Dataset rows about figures
* Begin *

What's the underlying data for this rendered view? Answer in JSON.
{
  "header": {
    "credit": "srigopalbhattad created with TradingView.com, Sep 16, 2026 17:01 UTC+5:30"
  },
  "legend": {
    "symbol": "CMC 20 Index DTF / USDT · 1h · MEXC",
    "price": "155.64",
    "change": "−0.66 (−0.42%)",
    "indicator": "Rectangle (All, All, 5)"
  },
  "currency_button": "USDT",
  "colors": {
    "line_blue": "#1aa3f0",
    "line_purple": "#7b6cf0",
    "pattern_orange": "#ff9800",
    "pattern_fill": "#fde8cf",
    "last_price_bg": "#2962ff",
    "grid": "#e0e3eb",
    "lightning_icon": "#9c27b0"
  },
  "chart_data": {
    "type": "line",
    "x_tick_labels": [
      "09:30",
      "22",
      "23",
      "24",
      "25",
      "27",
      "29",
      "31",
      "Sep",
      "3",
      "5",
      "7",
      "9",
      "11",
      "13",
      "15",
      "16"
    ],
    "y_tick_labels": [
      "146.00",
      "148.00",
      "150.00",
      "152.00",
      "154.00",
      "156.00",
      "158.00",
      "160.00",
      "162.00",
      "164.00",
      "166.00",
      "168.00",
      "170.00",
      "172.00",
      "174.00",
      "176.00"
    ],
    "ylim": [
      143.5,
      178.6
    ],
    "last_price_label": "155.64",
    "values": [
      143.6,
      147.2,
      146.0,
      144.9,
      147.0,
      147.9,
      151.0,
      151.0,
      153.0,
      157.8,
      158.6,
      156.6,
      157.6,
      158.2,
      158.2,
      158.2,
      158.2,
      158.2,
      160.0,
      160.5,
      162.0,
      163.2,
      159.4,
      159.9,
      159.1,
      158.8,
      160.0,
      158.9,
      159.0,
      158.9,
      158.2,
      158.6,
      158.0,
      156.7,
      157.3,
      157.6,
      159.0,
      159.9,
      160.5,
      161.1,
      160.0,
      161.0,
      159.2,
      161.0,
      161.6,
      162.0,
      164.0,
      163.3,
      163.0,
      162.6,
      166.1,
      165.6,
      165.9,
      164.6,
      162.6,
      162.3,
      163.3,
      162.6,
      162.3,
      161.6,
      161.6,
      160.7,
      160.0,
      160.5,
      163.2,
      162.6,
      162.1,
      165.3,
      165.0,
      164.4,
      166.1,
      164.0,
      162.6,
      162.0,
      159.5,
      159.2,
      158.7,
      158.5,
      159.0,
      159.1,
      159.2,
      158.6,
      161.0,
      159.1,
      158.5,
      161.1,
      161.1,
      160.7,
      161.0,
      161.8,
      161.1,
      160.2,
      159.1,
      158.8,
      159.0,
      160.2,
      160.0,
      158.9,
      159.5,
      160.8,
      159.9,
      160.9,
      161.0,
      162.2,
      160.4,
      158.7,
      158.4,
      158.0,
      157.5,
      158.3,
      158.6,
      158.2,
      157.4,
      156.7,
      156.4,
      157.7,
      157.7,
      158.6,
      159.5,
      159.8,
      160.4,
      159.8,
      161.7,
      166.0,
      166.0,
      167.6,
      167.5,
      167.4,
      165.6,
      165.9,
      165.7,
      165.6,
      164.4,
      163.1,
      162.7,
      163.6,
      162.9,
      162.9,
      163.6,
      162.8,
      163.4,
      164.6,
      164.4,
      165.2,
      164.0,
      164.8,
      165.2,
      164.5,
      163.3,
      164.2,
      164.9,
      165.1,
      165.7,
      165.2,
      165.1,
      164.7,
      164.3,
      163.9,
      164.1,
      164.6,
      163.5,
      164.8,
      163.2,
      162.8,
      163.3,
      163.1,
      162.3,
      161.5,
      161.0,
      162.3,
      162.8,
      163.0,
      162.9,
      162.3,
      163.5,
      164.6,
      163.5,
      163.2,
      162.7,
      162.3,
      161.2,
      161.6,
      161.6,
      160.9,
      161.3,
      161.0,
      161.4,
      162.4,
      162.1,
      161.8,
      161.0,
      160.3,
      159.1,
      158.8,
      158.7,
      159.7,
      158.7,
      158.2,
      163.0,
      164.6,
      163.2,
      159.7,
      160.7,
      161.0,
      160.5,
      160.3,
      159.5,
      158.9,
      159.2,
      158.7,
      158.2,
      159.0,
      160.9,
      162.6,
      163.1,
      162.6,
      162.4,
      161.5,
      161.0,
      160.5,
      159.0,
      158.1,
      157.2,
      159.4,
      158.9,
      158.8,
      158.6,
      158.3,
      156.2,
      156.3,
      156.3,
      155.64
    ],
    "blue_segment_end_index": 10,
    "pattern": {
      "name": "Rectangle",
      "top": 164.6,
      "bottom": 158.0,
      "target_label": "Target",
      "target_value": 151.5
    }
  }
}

* End *

**Requirements**
Pick out every line of the listing containing the word "USDT", and show those lines.

**Written solution**
    "symbol": "CMC 20 Index DTF / USDT · 1h · MEXC",
  "currency_button": "USDT",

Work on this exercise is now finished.